#### Exercise requirements:
Your answer should be only a number: how many lines include the word "heading".

Data items:
======

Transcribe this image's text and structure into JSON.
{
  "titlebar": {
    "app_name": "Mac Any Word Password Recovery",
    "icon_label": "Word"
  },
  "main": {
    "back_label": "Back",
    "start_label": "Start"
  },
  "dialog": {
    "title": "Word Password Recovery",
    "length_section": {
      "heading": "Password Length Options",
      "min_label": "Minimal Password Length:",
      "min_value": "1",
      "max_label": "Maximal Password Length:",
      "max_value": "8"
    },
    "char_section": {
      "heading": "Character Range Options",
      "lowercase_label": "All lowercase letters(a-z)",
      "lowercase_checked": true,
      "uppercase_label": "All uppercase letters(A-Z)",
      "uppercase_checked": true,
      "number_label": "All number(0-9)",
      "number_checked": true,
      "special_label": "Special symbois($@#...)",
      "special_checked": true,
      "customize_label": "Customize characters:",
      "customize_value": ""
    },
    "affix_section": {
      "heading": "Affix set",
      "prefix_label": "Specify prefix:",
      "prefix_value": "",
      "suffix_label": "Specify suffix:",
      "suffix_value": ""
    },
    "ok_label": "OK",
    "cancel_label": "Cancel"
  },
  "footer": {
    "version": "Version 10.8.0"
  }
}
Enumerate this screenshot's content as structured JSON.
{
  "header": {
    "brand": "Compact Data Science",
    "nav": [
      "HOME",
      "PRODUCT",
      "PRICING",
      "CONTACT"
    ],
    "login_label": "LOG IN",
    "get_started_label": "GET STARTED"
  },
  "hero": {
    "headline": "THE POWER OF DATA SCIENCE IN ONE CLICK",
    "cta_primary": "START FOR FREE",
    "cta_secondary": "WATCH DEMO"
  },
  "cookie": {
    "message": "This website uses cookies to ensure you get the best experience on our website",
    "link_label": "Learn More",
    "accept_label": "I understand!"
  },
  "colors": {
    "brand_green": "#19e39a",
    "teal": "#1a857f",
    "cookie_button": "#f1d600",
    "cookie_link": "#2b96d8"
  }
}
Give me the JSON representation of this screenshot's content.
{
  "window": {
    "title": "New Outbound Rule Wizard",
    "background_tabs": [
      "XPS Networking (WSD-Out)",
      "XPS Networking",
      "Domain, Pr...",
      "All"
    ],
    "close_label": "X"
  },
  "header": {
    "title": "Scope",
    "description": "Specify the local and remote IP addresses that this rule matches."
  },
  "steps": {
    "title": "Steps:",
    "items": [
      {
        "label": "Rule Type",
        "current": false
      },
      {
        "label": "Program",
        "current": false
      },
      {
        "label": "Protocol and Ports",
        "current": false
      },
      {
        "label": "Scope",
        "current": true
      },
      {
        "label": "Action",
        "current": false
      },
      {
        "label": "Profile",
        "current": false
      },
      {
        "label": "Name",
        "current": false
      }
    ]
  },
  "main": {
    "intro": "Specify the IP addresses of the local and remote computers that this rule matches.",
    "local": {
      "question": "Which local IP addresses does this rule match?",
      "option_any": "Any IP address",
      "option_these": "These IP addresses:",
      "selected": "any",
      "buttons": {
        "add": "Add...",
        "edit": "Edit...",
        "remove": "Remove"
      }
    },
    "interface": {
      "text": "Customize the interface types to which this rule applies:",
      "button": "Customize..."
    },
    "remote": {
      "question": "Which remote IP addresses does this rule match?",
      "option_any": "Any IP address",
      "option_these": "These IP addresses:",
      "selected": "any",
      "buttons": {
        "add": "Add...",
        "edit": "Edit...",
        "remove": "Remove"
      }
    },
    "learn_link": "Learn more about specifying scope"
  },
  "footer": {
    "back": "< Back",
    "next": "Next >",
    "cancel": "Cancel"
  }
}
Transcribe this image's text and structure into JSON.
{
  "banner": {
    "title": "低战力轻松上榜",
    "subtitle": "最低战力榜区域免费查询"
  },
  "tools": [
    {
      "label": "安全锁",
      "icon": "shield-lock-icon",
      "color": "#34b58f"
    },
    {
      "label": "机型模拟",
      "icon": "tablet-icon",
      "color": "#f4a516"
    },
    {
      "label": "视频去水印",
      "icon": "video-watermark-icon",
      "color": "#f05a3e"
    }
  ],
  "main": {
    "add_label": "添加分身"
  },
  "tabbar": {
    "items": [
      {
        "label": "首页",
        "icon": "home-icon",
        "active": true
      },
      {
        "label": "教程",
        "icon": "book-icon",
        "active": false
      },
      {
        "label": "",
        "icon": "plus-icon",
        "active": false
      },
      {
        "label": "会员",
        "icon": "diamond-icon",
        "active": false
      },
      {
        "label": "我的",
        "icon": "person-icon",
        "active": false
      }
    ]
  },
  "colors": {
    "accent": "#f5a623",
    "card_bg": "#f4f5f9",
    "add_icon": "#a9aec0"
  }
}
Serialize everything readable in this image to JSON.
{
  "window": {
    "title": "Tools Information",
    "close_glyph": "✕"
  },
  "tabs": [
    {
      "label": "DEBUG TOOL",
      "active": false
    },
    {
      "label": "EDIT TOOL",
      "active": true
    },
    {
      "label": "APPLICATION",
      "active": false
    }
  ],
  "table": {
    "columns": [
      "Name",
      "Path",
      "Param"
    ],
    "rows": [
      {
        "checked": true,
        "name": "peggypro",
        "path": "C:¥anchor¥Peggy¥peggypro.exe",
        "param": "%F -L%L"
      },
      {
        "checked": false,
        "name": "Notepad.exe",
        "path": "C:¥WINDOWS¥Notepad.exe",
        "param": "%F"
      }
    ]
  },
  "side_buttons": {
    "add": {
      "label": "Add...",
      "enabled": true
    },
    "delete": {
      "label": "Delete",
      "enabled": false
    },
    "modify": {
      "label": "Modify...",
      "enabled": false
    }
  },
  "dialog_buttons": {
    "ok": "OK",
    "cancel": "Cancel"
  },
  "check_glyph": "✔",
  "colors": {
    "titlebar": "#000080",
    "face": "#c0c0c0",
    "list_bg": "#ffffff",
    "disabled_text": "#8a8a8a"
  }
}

======

#### Correct output:
3